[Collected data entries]

%%

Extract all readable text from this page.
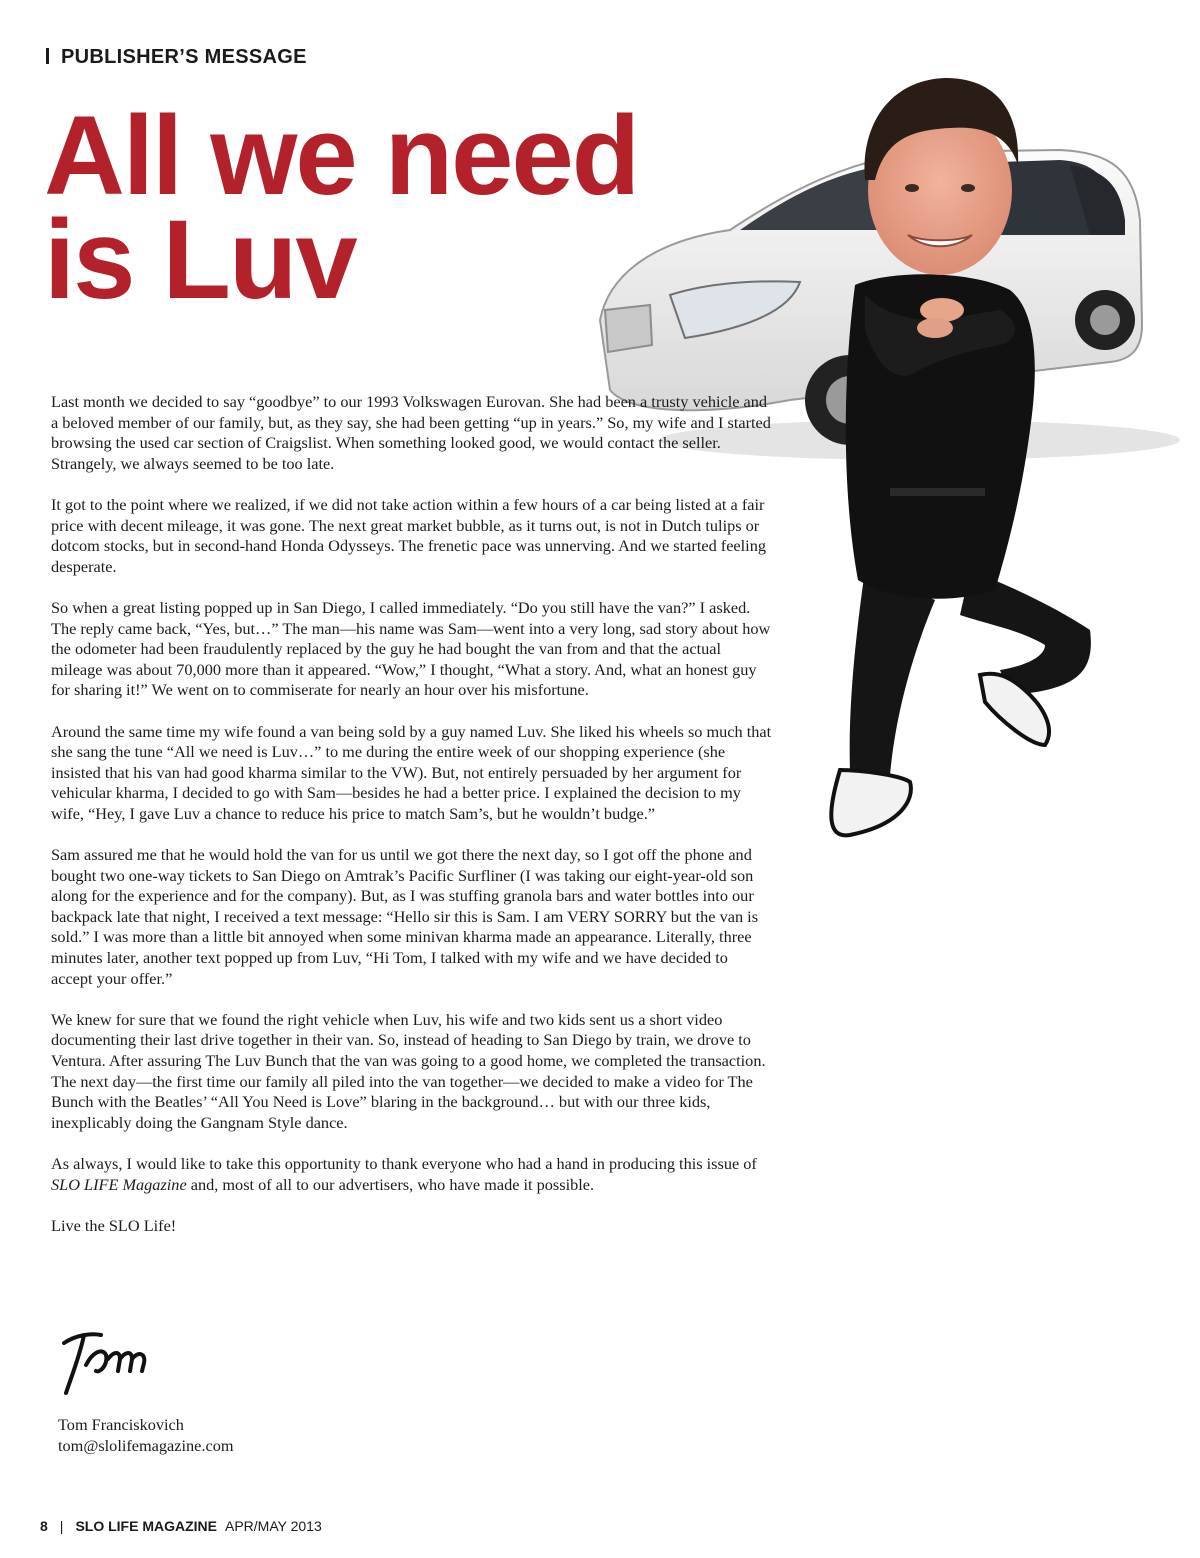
PUBLISHER’S MESSAGE
All we need
is Luv

Last month we decided to say “goodbye” to our 1993 Volkswagen Eurovan. She had been a trusty vehicle and a beloved member of our family, but, as they say, she had been getting “up in years.” So, my wife and I started browsing the used car section of Craigslist. When something looked good, we would contact the seller. Strangely, we always seemed to be too late.

It got to the point where we realized, if we did not take action within a few hours of a car being listed at a fair price with decent mileage, it was gone. The next great market bubble, as it turns out, is not in Dutch tulips or dotcom stocks, but in second-hand Honda Odysseys. The frenetic pace was unnerving. And we started feeling desperate.

So when a great listing popped up in San Diego, I called immediately. “Do you still have the van?” I asked. The reply came back, “Yes, but…” The man—his name was Sam—went into a very long, sad story about how the odometer had been fraudulently replaced by the guy he had bought the van from and that the actual mileage was about 70,000 more than it appeared. “Wow,” I thought, “What a story. And, what an honest guy for sharing it!” We went on to commiserate for nearly an hour over his misfortune.

Around the same time my wife found a van being sold by a guy named Luv. She liked his wheels so much that she sang the tune “All we need is Luv…” to me during the entire week of our shopping experience (she insisted that his van had good kharma similar to the VW). But, not entirely persuaded by her argument for vehicular kharma, I decided to go with Sam—besides he had a better price. I explained the decision to my wife, “Hey, I gave Luv a chance to reduce his price to match Sam’s, but he wouldn’t budge.”

Sam assured me that he would hold the van for us until we got there the next day, so I got off the phone and bought two one-way tickets to San Diego on Amtrak’s Pacific Surfliner (I was taking our eight-year-old son along for the experience and for the company). But, as I was stuffing granola bars and water bottles into our backpack late that night, I received a text message: “Hello sir this is Sam. I am VERY SORRY but the van is sold.” I was more than a little bit annoyed when some minivan kharma made an appearance. Literally, three minutes later, another text popped up from Luv, “Hi Tom, I talked with my wife and we have decided to accept your offer.”

We knew for sure that we found the right vehicle when Luv, his wife and two kids sent us a short video documenting their last drive together in their van. So, instead of heading to San Diego by train, we drove to Ventura. After assuring The Luv Bunch that the van was going to a good home, we completed the transaction. The next day—the first time our family all piled into the van together—we decided to make a video for The Bunch with the Beatles’ “All You Need is Love” blaring in the background… but with our three kids, inexplicably doing the Gangnam Style dance.

As always, I would like to take this opportunity to thank everyone who had a hand in producing this issue of SLO LIFE Magazine and, most of all to our advertisers, who have made it possible.

Live the SLO Life!

Tom Franciskovich
tom@slolifemagazine.com
8 | SLO LIFE MAGAZINE APR/MAY 2013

%%

> [PROBLEM]: The listing above must be printed again exactly, minus its pictures.

> [RESPONSE TO THIS EXERCISE]:
Extract all readable text from this page.
PUBLISHER’S MESSAGE
All we need
is Luv

Last month we decided to say “goodbye” to our 1993 Volkswagen Eurovan. She had been a trusty vehicle and a beloved member of our family, but, as they say, she had been getting “up in years.” So, my wife and I started browsing the used car section of Craigslist. When something looked good, we would contact the seller. Strangely, we always seemed to be too late.

It got to the point where we realized, if we did not take action within a few hours of a car being listed at a fair price with decent mileage, it was gone. The next great market bubble, as it turns out, is not in Dutch tulips or dotcom stocks, but in second-hand Honda Odysseys. The frenetic pace was unnerving. And we started feeling desperate.

So when a great listing popped up in San Diego, I called immediately. “Do you still have the van?” I asked. The reply came back, “Yes, but…” The man—his name was Sam—went into a very long, sad story about how the odometer had been fraudulently replaced by the guy he had bought the van from and that the actual mileage was about 70,000 more than it appeared. “Wow,” I thought, “What a story. And, what an honest guy for sharing it!” We went on to commiserate for nearly an hour over his misfortune.

Around the same time my wife found a van being sold by a guy named Luv. She liked his wheels so much that she sang the tune “All we need is Luv…” to me during the entire week of our shopping experience (she insisted that his van had good kharma similar to the VW). But, not entirely persuaded by her argument for vehicular kharma, I decided to go with Sam—besides he had a better price. I explained the decision to my wife, “Hey, I gave Luv a chance to reduce his price to match Sam’s, but he wouldn’t budge.”

Sam assured me that he would hold the van for us until we got there the next day, so I got off the phone and bought two one-way tickets to San Diego on Amtrak’s Pacific Surfliner (I was taking our eight-year-old son along for the experience and for the company). But, as I was stuffing granola bars and water bottles into our backpack late that night, I received a text message: “Hello sir this is Sam. I am VERY SORRY but the van is sold.” I was more than a little bit annoyed when some minivan kharma made an appearance. Literally, three minutes later, another text popped up from Luv, “Hi Tom, I talked with my wife and we have decided to accept your offer.”

We knew for sure that we found the right vehicle when Luv, his wife and two kids sent us a short video documenting their last drive together in their van. So, instead of heading to San Diego by train, we drove to Ventura. After assuring The Luv Bunch that the van was going to a good home, we completed the transaction. The next day—the first time our family all piled into the van together—we decided to make a video for The Bunch with the Beatles’ “All You Need is Love” blaring in the background… but with our three kids, inexplicably doing the Gangnam Style dance.

As always, I would like to take this opportunity to thank everyone who had a hand in producing this issue of SLO LIFE Magazine and, most of all to our advertisers, who have made it possible.

Live the SLO Life!

Tom Franciskovich
tom@slolifemagazine.com
8 | SLO LIFE MAGAZINE APR/MAY 2013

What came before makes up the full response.